DESCRIPCIÓN DEL EJERCICIO
Completa lo que sigue del texto sobre la fe y la idolatría, empezando justo después de su última frase.

TEXTO

..........

Aun sabiendo que le convenía mucho más
creer que pensar, el Pueblo ha caído demasiadas veces en la tentación de la
incredulidad. Aquí lo contrario de la Fe se manifiesta como idolatría. Mientras
Moisés habla con Dios en el Sinaí, el Pueblo no soporta el misterio del Rostro
oculto de Dios, se impacienta con la espera y desconfía de su Mediador. Más que
al becerro de oro, adora el oro del becerro, que le parece moneda de más ley que el fidedigno amor de Dios.
La mayor prueba de la fiabilidad del amor
de Dios se encuentra en la muerte de Cristo a manos de los hombres. Ahora bien,
sólo se manifiesta a la Luz de su resurrección. En cuanto que resucitado,
Cristo es testigo fiable, digno de Fe, apoyo sólido para nuestra Fe. Como
recuerda san Pablo, “si Cristo no ha resucitado, vuestra Fe no tiene sentido”

..........

ENTRADAS
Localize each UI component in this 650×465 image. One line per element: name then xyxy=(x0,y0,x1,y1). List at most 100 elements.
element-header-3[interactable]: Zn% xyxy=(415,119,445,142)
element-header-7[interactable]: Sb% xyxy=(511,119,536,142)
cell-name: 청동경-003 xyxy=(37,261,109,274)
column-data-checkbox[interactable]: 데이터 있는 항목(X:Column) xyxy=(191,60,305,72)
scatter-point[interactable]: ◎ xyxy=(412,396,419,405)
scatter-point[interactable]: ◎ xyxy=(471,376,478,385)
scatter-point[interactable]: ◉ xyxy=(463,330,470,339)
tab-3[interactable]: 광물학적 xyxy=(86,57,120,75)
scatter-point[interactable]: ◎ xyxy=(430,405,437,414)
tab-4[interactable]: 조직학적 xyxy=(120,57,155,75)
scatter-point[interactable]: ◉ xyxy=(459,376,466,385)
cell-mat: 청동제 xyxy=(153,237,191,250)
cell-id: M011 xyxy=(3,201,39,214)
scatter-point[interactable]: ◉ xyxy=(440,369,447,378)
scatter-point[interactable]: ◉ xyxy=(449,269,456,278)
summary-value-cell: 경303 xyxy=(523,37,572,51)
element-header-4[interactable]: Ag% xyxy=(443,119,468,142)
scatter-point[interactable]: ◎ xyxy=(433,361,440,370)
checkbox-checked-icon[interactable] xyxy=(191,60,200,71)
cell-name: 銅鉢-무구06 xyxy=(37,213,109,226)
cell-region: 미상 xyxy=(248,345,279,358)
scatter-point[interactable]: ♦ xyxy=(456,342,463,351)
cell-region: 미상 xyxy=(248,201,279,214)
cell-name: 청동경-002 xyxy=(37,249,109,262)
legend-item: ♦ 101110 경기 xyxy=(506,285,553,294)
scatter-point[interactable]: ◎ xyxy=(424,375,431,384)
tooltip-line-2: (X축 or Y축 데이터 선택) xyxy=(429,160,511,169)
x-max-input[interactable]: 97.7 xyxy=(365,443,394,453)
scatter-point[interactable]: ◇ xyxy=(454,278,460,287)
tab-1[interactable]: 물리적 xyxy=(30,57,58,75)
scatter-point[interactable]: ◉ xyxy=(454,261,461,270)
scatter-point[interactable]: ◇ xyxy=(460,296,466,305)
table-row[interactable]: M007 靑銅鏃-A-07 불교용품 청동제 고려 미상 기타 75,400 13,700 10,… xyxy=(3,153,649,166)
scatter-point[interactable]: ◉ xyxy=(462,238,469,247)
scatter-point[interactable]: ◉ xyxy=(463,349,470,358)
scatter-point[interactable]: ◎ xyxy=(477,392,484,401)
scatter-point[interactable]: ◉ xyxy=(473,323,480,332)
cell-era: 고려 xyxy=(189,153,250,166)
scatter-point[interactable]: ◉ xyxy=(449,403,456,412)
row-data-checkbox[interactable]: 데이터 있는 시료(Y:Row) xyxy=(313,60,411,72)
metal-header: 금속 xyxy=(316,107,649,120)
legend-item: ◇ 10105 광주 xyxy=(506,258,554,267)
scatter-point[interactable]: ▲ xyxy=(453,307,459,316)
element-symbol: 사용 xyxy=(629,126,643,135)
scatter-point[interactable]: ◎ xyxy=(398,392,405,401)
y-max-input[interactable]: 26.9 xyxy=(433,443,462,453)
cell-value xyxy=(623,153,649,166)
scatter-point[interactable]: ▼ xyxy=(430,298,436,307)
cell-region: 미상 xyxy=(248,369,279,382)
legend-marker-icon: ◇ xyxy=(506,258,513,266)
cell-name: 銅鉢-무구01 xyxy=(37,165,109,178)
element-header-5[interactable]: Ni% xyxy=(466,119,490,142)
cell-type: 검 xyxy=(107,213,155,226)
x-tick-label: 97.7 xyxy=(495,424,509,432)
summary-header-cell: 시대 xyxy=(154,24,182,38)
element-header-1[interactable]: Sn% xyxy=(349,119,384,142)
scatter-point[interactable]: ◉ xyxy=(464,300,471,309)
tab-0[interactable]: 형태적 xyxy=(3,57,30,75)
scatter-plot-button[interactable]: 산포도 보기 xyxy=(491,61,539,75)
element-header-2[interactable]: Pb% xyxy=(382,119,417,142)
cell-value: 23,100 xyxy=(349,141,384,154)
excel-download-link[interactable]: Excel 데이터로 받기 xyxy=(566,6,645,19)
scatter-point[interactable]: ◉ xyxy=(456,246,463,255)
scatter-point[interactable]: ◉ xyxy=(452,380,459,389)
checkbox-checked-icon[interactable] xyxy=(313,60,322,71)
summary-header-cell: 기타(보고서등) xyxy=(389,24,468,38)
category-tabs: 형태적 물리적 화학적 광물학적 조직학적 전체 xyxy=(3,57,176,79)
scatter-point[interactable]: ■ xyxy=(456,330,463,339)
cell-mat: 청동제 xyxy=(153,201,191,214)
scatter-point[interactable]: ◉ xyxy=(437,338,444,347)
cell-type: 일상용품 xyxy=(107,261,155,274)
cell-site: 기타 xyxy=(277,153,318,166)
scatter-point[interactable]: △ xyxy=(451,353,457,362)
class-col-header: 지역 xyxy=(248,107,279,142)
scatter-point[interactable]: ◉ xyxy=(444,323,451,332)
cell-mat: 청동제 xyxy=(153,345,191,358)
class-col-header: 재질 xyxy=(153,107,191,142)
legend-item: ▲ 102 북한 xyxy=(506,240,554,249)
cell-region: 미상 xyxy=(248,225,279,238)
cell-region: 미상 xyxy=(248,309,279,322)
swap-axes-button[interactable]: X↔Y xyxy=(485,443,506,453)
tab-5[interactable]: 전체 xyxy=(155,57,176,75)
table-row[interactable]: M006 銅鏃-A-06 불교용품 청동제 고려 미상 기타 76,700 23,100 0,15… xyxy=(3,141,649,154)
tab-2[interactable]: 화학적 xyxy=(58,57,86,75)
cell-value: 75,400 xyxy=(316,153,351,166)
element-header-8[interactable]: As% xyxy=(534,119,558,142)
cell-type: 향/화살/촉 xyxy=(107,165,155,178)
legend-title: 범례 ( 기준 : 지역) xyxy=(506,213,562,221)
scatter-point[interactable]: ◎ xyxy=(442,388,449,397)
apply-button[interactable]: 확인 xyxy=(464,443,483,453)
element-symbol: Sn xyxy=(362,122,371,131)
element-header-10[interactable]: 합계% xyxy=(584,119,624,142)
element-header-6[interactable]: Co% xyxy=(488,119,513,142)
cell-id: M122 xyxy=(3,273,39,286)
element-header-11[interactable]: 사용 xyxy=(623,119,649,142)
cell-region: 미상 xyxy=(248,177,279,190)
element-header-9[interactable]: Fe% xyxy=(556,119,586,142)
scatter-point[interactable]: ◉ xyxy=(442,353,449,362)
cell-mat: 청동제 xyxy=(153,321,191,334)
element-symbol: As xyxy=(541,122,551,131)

..........

RESULTADO
(1 Co 15,17). Pero al aceptar el don divino de la Fe, el creyente es
transformado en una creatura nueva, recibe un nuevo ser, filial, que se hace
hijo en el Hijo.
Del mismo modo, la profundización de la Fe
católica en la Maternidad Virginal obliga a la Iglesia a proclamar la
Virginidad real y perpetua de María incluso tras el parto del Hijo de Dios
hecho hombre (cf. san León Magno, c. Lectis
dilectionis tuae: DS, 291; ibíd., 294; Pelagio I, c. Humani generis: ibíd. 442; Concilio
de Letrán, año 649: ibíd., 503; Concilio de Toledo XVI: ibíd., 571;
Pío IV, con. Cum quorumdam hominum: ibíd.,
1880). En efecto, el nacimiento de Cristo, "lejos de disminuirla, consagró
la Integridad Virginal" de su Madre (Catecismo, 499).
Lucas el Evangelista habla de la memoria
de María, que conservaba en su corazón todo cuanto escuchaba y veía, de modo
que la Palabra diese fruto en su vida. La Madre del Señor es icono perfecto de
la Fe, como dice santa Isabel: “Bienaventurada la que ha creído”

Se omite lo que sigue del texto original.